_WRITTEN EXERCISE_
List the lines of this listing that hold the word "color".
----
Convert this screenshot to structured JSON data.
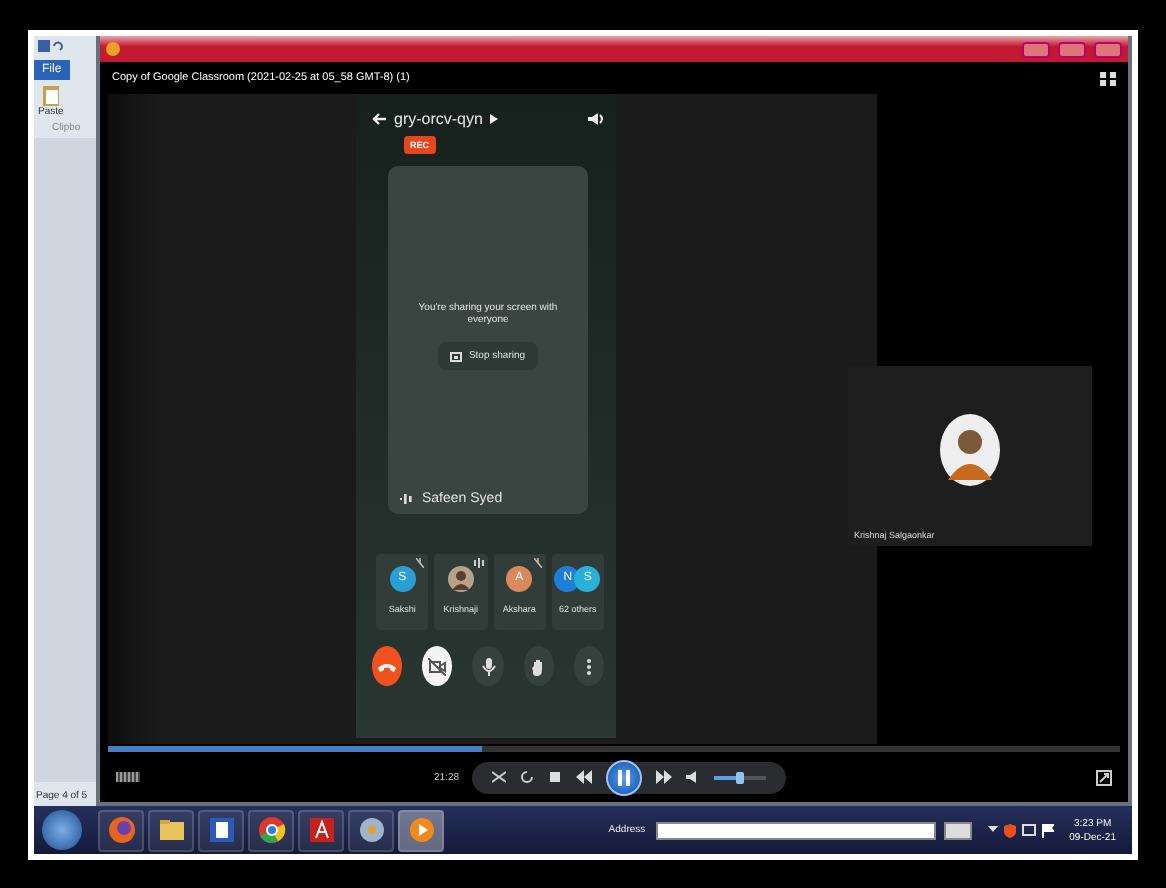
{
  "word": {
    "tab": "File",
    "paste": "Paste",
    "group": "Clipbo",
    "status": "Page 4 of 5"
  },
  "player": {
    "title": "Copy of Google Classroom  (2021-02-25 at 05_58 GMT-8) (1)",
    "time": "21:28",
    "playing": true,
    "seek": {
      "level": 0.37
    },
    "volume": {
      "level": 0.5
    }
  },
  "meet": {
    "meeting": "gry-orcv-qyn",
    "rec": "REC",
    "share_text": "You're sharing your screen with everyone",
    "stop": "Stop sharing",
    "presenter": "Safeen Syed",
    "tiles": [
      {
        "kind": "initial",
        "name": "Sakshi",
        "muted": true,
        "speaking": false,
        "avatars": [
          {
            "initial": "S",
            "color": "#2a9fd6"
          }
        ]
      },
      {
        "kind": "photo",
        "name": "Krishnaji",
        "muted": false,
        "speaking": true
      },
      {
        "kind": "initial",
        "name": "Akshara",
        "muted": true,
        "speaking": false,
        "avatars": [
          {
            "initial": "A",
            "color": "#d98a5b"
          }
        ]
      },
      {
        "kind": "group",
        "name": "62 others",
        "muted": false,
        "speaking": false,
        "avatars": [
          {
            "initial": "N",
            "color": "#1e7fd8"
          },
          {
            "initial": "S",
            "color": "#29b0d8"
          }
        ]
      }
    ],
    "side_tile": {
      "name": "Krishnaj Salgaonkar"
    }
  },
  "taskbar": {
    "apps": [
      {
        "kind": "firefox",
        "selected": false
      },
      {
        "kind": "folder",
        "selected": false
      },
      {
        "kind": "word",
        "selected": false
      },
      {
        "kind": "chrome",
        "selected": false
      },
      {
        "kind": "pdf",
        "selected": false
      },
      {
        "kind": "disc",
        "selected": false
      },
      {
        "kind": "player",
        "selected": true
      }
    ],
    "address_label": "Address",
    "clock_time": "3:23 PM",
    "clock_date": "09-Dec-21"
  }
}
----
_SOLUTION BELOW_
            "color": "#2a9fd6"
            "color": "#d98a5b"
            "color": "#1e7fd8"
            "color": "#29b0d8"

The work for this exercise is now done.